**TASK INPUT:**

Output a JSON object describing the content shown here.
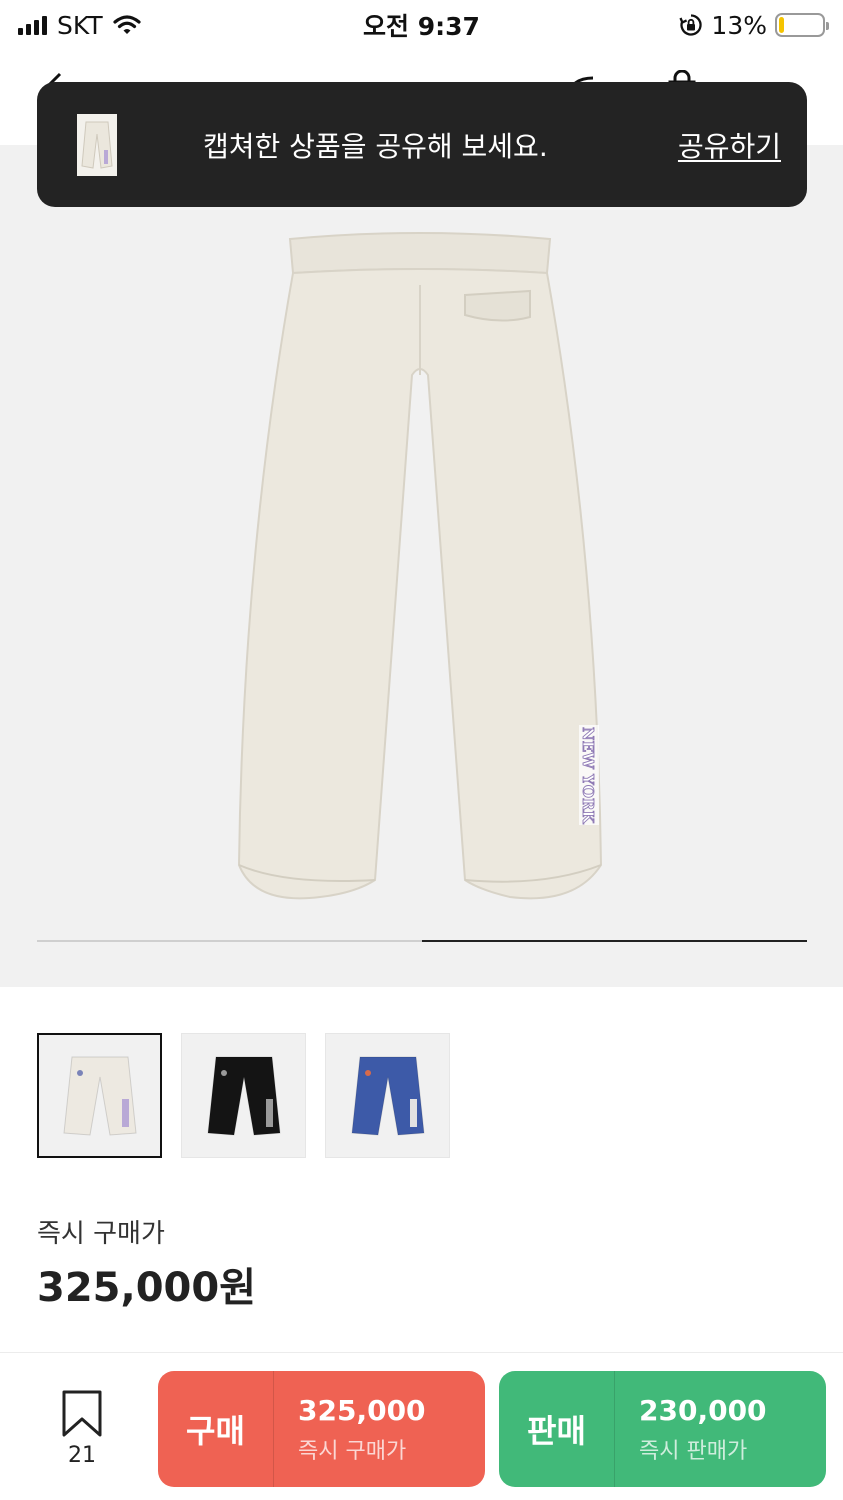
{
  "status_bar": {
    "carrier": "SKT",
    "time": "오전 9:37",
    "battery": "13%",
    "battery_level": 0.13
  },
  "toast": {
    "message": "캡쳐한 상품을 공유해 보세요.",
    "action": "공유하기"
  },
  "gallery": {
    "print_text": "NEW YORK",
    "progress": {
      "current": 2,
      "total": 2
    }
  },
  "thumbnails": [
    {
      "color": "#ede9e1",
      "selected": true
    },
    {
      "color": "#141414",
      "selected": false
    },
    {
      "color": "#3d5aa8",
      "selected": false
    }
  ],
  "price": {
    "label": "즉시 구매가",
    "value": "325,000원"
  },
  "bottom": {
    "wish_count": "21",
    "buy": {
      "label": "구매",
      "price": "325,000",
      "sub": "즉시 구매가",
      "color": "#ef6253"
    },
    "sell": {
      "label": "판매",
      "price": "230,000",
      "sub": "즉시 판매가",
      "color": "#41b979"
    }
  }
}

**WHAT YOU SHOULD DO:** Copy all the entries word for word. Omit any pictures.

**ANSWER BELOW:**
Output a JSON object describing the content shown here.
{
  "status_bar": {
    "carrier": "SKT",
    "time": "오전 9:37",
    "battery": "13%",
    "battery_level": 0.13
  },
  "toast": {
    "message": "캡쳐한 상품을 공유해 보세요.",
    "action": "공유하기"
  },
  "gallery": {
    "print_text": "NEW YORK",
    "progress": {
      "current": 2,
      "total": 2
    }
  },
  "thumbnails": [
    {
      "color": "#ede9e1",
      "selected": true
    },
    {
      "color": "#141414",
      "selected": false
    },
    {
      "color": "#3d5aa8",
      "selected": false
    }
  ],
  "price": {
    "label": "즉시 구매가",
    "value": "325,000원"
  },
  "bottom": {
    "wish_count": "21",
    "buy": {
      "label": "구매",
      "price": "325,000",
      "sub": "즉시 구매가",
      "color": "#ef6253"
    },
    "sell": {
      "label": "판매",
      "price": "230,000",
      "sub": "즉시 판매가",
      "color": "#41b979"
    }
  }
}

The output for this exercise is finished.